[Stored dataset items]
— START —

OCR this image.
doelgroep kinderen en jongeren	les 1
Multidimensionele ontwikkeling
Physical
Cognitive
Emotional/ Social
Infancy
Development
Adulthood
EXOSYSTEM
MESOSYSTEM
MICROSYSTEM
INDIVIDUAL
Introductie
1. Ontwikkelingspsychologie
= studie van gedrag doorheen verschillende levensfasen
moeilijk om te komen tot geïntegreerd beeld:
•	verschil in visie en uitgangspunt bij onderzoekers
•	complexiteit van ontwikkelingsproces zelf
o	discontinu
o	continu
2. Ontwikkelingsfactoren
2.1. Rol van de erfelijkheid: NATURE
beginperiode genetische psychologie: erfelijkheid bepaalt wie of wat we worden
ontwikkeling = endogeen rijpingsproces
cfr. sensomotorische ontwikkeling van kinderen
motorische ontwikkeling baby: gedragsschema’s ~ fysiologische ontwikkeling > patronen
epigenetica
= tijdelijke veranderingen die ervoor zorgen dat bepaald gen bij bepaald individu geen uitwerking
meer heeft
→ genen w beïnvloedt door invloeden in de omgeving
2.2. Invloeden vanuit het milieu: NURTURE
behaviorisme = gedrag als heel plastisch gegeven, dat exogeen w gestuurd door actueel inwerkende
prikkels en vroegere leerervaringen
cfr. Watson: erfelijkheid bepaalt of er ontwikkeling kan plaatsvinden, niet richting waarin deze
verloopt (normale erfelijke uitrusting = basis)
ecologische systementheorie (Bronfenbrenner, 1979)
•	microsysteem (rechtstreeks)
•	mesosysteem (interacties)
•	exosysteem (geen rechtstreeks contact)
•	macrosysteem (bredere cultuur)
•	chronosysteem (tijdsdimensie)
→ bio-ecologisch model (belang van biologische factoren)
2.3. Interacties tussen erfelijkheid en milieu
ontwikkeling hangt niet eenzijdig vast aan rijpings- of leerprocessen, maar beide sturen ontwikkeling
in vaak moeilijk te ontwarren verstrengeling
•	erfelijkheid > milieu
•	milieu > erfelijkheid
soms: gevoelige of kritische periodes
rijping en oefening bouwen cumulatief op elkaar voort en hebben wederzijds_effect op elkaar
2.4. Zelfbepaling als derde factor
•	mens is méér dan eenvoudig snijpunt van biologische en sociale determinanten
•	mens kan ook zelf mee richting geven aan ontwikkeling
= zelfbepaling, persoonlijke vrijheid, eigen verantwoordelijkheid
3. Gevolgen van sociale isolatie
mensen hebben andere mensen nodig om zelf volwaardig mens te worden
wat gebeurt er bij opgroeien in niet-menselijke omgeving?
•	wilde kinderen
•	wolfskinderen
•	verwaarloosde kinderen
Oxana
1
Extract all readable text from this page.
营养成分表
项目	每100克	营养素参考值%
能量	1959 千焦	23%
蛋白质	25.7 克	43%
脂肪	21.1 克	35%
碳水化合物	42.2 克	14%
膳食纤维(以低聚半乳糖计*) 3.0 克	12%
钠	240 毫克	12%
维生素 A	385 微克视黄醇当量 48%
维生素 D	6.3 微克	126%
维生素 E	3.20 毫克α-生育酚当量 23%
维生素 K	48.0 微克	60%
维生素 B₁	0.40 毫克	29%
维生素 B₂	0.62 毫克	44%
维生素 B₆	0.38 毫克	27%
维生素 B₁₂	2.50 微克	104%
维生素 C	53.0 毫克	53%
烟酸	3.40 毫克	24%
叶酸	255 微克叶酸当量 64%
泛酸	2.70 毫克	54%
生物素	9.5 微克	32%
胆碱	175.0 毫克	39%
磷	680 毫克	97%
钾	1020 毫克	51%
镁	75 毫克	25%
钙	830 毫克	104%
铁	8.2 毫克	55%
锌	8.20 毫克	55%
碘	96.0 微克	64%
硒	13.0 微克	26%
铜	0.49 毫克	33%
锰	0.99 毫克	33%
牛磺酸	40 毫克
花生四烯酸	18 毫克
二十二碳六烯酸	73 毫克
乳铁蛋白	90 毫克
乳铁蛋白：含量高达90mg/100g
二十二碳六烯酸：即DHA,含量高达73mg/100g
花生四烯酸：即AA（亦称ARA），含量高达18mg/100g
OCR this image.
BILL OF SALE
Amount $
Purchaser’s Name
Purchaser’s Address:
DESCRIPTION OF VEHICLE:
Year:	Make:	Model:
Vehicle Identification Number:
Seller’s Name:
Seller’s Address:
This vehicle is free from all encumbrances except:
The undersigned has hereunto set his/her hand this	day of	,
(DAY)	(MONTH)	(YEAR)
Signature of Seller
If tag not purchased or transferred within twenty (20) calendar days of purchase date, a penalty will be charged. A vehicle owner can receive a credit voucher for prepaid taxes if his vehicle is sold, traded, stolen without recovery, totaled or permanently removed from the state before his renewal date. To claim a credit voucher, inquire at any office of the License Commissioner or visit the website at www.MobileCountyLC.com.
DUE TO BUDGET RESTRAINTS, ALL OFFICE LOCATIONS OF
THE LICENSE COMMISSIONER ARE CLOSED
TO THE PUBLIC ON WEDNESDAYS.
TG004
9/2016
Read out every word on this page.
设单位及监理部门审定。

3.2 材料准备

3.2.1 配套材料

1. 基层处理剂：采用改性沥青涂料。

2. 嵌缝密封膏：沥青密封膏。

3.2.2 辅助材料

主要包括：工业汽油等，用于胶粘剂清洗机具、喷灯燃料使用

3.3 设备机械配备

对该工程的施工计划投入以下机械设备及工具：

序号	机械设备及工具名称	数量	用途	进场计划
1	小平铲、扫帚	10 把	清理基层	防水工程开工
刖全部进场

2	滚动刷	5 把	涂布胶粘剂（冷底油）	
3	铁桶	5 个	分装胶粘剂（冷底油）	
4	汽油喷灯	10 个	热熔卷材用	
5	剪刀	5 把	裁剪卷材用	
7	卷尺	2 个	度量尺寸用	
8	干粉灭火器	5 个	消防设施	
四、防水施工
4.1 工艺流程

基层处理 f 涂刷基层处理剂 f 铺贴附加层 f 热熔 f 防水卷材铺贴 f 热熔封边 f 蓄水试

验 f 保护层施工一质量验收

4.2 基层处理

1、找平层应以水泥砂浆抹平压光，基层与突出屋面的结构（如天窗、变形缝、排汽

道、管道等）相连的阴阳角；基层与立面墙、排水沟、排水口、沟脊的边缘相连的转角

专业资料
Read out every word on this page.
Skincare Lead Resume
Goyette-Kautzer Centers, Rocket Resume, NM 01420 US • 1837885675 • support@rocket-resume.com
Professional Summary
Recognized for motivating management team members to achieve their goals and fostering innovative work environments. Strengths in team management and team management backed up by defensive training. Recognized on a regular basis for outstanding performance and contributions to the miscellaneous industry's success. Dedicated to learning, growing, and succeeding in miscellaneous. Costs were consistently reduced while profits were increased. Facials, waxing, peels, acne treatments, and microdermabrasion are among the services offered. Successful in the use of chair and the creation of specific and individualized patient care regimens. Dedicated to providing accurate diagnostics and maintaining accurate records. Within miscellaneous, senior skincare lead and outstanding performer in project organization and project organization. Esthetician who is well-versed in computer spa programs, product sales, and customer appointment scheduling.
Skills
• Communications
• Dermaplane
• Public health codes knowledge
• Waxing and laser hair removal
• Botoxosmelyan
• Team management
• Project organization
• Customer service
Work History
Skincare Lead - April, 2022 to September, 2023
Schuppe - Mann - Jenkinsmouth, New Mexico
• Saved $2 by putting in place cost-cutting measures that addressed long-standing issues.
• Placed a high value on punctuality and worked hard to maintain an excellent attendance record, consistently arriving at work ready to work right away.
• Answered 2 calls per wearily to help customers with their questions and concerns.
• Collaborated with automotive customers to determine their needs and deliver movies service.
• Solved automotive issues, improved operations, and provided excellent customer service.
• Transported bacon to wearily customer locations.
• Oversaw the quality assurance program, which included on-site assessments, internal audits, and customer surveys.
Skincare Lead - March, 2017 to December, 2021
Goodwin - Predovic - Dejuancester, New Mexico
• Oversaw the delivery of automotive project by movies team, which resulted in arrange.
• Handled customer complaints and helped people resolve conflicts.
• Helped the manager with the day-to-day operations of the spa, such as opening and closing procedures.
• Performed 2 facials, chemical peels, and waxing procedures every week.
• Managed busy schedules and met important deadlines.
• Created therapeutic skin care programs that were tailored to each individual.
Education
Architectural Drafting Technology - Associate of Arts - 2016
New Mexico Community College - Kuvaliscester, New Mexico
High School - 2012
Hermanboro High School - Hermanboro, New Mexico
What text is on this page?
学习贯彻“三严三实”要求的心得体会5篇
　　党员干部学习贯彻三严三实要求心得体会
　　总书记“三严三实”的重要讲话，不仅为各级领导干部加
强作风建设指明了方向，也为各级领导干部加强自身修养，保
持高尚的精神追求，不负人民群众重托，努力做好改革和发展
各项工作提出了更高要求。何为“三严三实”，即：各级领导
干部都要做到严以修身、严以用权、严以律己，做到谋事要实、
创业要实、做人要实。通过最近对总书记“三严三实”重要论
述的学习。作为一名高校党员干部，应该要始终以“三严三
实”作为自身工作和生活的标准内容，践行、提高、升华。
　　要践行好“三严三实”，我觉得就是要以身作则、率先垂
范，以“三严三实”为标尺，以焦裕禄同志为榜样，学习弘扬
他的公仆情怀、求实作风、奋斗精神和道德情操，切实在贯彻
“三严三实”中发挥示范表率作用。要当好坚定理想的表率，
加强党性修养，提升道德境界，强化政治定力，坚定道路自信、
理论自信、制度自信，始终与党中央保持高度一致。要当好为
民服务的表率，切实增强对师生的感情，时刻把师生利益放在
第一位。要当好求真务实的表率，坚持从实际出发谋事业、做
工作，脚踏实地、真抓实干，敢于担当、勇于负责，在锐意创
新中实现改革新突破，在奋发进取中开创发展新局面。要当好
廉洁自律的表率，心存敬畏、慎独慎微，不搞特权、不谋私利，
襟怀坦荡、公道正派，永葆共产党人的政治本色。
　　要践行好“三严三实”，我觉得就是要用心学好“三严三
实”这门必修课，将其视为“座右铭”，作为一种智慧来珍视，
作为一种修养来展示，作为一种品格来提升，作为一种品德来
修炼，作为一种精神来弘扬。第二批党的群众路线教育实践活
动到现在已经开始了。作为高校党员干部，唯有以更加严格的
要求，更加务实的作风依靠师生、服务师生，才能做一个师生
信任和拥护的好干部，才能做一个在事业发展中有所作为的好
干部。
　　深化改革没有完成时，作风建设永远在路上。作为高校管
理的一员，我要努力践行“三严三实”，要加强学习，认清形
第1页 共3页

— END —

CHALLENGE -
Filter the records down to the lines that contain the string "procedures", and copy those lines.

THE OUTPUT -
• Helped the manager with the day-to-day operations of the spa, such as opening and closing procedures.
• Performed 2 facials, chemical peels, and waxing procedures every week.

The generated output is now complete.